• Written exercise: Among the entries below, count the lines where the string "meta" occurs, and give only the number.

(Excerpt from a dataset)

────────────────

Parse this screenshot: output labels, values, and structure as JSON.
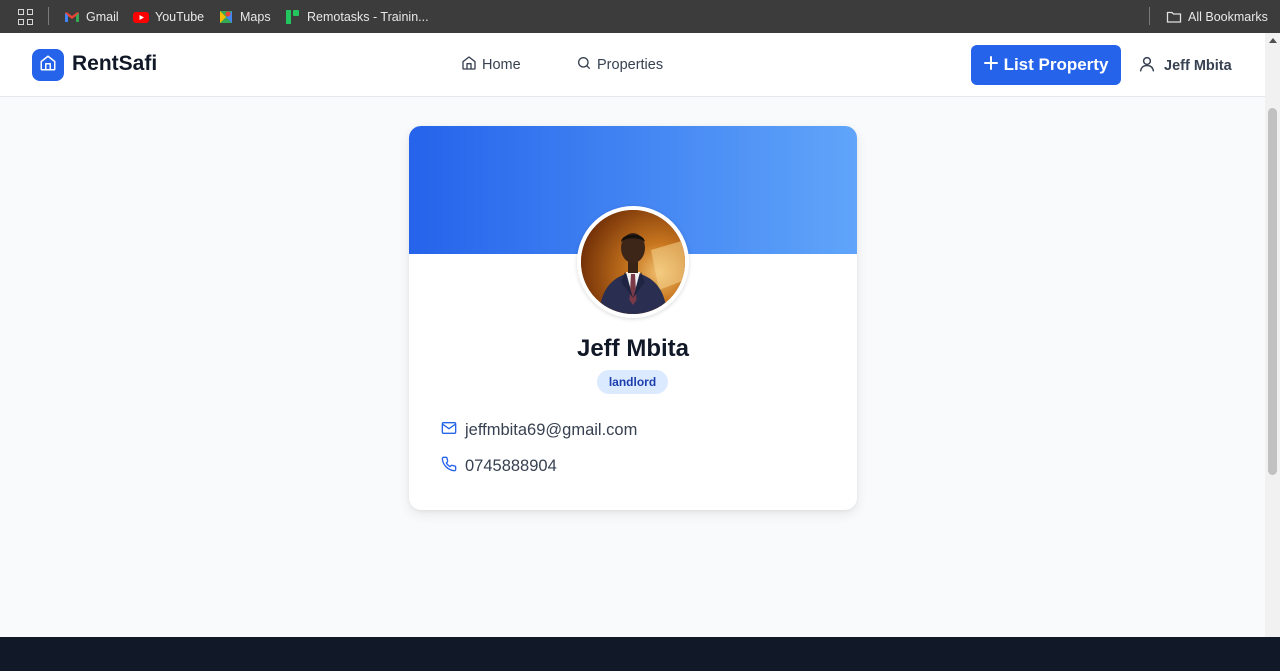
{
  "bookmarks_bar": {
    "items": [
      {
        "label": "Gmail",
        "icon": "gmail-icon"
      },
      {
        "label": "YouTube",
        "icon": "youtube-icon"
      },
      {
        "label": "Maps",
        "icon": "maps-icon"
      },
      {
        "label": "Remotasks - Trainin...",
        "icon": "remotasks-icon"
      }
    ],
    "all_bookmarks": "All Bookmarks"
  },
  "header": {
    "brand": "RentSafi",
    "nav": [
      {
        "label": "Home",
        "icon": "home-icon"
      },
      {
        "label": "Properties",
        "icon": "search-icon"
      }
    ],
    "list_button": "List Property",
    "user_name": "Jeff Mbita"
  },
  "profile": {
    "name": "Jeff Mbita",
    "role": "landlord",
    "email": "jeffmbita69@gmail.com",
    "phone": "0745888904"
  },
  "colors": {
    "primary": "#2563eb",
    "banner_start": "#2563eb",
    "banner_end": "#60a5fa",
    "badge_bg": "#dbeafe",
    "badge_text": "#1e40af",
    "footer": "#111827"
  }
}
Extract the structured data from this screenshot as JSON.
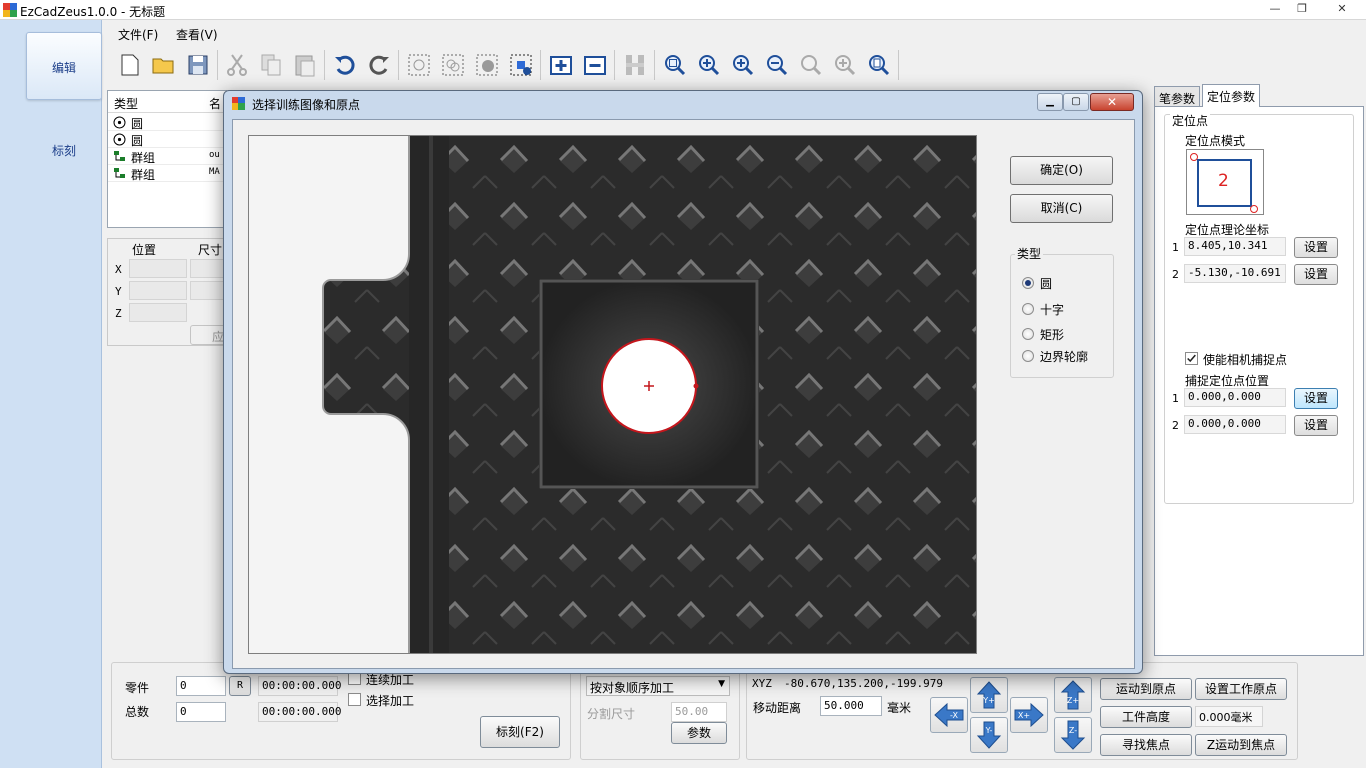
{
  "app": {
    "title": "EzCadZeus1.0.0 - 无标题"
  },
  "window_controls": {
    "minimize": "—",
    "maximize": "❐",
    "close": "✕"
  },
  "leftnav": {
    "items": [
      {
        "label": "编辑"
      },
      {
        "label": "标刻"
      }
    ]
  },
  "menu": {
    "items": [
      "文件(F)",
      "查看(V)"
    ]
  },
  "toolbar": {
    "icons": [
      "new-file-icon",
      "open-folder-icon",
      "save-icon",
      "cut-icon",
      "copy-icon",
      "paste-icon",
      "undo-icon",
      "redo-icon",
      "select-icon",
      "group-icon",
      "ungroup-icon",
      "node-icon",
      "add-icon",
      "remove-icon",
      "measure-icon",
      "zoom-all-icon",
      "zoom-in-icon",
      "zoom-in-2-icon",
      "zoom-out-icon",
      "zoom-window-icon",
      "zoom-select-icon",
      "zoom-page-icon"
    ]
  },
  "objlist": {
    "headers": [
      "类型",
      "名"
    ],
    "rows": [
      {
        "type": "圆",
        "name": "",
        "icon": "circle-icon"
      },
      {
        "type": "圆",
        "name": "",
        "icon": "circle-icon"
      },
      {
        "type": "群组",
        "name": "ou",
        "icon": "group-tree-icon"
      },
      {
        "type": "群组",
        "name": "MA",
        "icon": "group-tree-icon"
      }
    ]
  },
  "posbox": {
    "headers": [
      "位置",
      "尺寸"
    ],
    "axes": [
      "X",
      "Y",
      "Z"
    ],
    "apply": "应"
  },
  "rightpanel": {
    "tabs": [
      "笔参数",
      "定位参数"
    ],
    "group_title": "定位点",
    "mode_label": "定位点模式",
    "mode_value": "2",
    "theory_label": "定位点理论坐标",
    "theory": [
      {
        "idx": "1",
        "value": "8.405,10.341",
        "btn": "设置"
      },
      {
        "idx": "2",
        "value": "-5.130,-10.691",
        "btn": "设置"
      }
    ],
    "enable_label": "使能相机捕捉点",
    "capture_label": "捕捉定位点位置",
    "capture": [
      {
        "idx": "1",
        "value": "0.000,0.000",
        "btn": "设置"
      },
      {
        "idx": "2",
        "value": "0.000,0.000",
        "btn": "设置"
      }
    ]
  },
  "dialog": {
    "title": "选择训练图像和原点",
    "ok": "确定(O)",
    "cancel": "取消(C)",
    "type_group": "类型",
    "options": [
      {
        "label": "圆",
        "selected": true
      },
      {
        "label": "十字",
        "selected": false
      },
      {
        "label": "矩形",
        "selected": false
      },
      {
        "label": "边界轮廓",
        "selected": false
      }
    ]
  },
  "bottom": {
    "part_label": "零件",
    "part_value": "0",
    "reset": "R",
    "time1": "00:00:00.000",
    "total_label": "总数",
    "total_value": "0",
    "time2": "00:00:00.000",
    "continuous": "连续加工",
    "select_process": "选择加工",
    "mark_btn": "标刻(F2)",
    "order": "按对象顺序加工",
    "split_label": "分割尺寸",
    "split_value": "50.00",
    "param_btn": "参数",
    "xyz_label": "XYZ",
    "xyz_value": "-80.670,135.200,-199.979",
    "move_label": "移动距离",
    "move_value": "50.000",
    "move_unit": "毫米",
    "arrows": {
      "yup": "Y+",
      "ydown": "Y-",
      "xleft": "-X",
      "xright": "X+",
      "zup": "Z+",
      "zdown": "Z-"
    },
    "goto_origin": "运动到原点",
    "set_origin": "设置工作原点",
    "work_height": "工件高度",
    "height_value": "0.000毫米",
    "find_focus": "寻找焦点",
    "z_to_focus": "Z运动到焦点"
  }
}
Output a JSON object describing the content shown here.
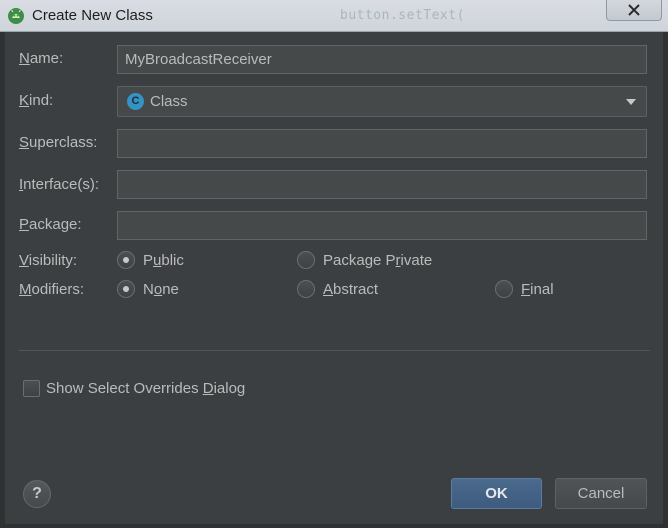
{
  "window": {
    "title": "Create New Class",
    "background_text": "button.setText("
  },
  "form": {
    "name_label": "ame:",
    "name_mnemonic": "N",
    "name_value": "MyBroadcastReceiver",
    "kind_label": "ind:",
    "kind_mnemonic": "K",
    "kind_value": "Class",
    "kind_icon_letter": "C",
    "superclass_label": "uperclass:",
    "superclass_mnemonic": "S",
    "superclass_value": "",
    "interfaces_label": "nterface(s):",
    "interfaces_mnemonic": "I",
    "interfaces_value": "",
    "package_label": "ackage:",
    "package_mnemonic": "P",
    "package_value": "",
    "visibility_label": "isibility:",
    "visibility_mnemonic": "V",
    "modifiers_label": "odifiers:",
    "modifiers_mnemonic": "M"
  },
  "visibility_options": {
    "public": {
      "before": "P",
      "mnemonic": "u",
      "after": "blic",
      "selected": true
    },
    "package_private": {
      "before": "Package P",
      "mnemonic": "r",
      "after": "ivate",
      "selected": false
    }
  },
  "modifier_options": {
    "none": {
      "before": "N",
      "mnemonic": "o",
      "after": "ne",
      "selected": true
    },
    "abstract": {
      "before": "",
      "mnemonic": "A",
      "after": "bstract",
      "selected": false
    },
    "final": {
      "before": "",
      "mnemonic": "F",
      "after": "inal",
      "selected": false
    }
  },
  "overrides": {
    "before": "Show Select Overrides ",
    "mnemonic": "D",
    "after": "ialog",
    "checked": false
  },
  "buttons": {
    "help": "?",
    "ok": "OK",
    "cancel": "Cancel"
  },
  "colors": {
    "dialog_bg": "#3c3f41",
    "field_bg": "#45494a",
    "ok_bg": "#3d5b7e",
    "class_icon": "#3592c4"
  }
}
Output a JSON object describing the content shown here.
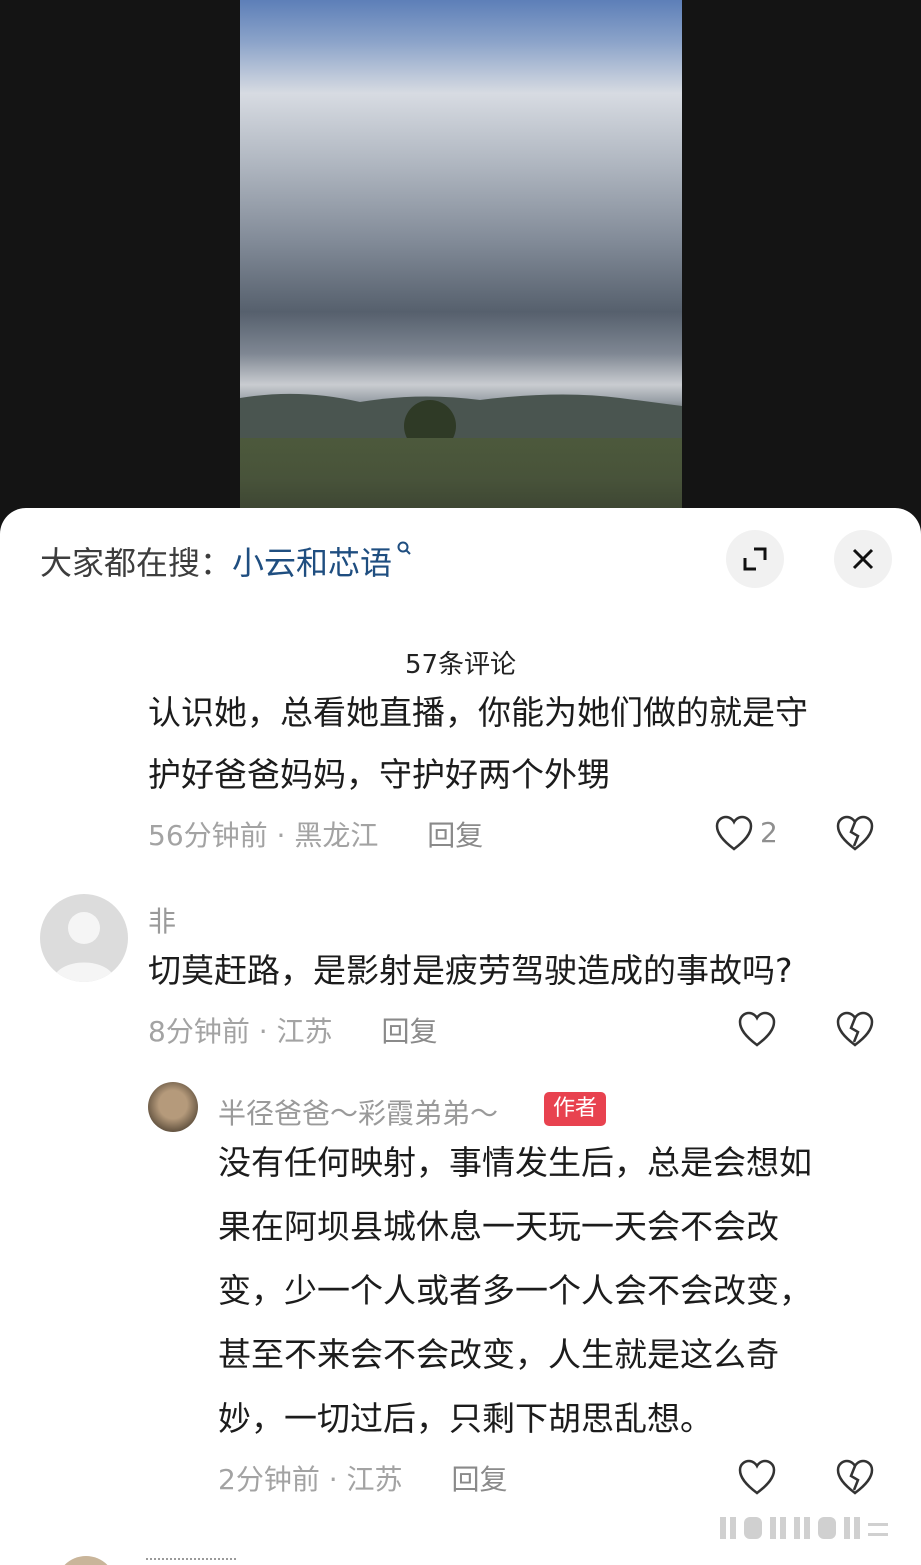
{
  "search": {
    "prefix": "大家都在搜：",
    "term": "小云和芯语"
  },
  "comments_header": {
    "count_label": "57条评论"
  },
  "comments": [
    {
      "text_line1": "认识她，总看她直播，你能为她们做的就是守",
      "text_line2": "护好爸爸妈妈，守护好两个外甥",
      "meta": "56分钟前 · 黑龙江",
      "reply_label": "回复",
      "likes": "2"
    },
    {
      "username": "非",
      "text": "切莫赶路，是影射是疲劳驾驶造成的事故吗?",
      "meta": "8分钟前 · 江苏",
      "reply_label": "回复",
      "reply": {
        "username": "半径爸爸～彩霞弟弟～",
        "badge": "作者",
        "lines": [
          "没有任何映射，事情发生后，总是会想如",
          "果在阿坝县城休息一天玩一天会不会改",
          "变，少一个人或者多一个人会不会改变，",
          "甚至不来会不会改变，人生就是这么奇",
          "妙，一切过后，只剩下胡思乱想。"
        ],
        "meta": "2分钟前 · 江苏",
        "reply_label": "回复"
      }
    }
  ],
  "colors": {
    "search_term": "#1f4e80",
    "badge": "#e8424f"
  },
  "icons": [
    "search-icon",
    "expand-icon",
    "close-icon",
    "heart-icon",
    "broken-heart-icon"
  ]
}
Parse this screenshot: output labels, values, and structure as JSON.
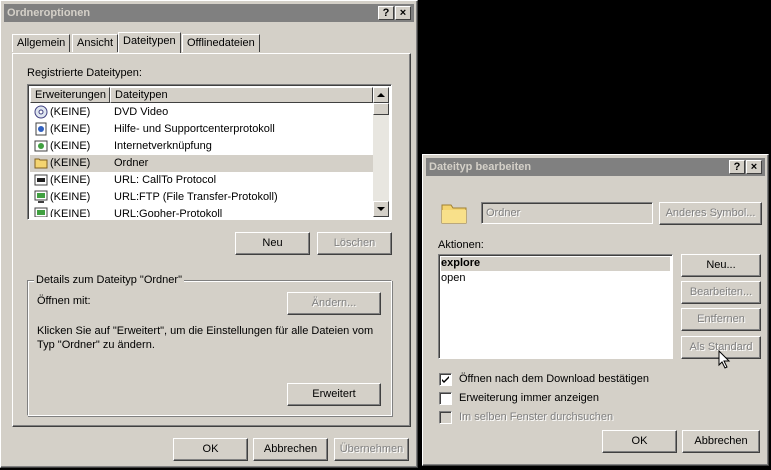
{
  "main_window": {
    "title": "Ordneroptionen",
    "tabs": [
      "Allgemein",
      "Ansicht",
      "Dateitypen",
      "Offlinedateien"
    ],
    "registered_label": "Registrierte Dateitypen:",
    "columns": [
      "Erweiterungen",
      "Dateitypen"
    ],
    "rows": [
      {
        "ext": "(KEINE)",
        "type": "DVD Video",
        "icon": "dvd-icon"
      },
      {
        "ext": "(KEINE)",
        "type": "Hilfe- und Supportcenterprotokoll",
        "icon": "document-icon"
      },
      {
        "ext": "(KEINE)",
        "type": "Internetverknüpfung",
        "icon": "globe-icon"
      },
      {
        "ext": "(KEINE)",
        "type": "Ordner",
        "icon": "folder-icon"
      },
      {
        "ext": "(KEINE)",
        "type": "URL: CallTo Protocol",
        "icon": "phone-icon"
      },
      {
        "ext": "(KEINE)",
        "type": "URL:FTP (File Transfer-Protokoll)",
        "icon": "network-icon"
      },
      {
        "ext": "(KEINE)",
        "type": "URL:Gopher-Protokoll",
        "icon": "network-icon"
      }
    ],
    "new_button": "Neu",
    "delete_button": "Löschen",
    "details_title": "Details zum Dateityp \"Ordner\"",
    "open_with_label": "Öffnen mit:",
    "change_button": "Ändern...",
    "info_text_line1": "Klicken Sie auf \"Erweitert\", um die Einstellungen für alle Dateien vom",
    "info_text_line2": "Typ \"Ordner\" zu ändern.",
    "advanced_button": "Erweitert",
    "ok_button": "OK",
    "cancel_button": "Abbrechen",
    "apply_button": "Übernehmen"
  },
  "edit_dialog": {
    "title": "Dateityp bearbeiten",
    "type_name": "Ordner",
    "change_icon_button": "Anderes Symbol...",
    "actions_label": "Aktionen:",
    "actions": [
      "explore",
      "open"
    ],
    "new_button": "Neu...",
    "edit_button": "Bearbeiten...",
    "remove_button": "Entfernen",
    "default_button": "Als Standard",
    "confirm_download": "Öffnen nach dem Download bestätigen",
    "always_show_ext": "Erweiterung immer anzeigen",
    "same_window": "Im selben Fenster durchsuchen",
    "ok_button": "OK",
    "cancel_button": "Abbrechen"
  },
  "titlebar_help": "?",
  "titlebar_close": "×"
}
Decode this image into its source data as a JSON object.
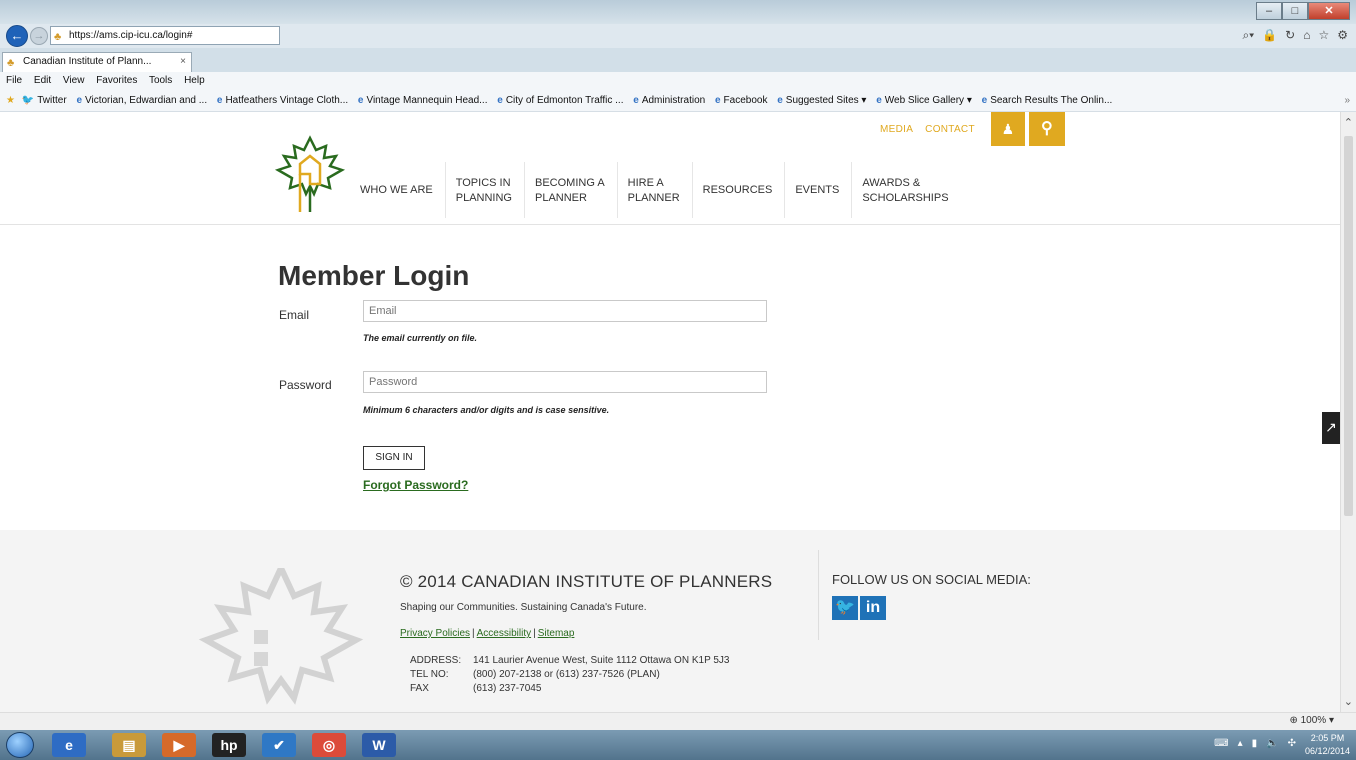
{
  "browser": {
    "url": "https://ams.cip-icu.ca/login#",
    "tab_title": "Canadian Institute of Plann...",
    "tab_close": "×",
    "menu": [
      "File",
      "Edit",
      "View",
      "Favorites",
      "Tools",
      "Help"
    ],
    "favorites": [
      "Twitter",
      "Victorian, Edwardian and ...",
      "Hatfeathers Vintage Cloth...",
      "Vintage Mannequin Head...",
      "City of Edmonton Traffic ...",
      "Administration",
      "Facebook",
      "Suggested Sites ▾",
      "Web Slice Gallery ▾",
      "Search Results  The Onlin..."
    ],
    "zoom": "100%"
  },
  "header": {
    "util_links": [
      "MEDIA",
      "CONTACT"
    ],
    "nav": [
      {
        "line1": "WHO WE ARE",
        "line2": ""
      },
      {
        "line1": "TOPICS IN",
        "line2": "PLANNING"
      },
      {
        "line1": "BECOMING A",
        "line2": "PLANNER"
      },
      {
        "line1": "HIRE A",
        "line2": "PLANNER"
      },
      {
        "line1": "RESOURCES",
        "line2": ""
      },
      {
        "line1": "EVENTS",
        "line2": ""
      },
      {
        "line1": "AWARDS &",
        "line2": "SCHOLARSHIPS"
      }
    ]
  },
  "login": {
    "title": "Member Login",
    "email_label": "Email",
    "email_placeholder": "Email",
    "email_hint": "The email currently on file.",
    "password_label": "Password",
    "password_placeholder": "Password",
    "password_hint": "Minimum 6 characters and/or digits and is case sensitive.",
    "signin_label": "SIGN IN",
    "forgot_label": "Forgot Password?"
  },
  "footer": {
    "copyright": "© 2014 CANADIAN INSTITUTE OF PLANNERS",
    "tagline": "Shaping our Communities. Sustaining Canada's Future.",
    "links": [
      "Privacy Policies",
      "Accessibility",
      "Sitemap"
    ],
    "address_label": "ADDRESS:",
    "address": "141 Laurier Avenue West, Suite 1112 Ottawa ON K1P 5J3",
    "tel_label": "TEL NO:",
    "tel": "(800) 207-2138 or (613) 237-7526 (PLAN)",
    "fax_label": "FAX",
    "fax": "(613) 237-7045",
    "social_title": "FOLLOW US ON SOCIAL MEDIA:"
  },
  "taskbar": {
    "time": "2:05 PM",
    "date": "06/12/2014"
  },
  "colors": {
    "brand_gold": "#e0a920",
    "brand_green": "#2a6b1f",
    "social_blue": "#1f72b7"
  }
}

────────────────

• Final result: 3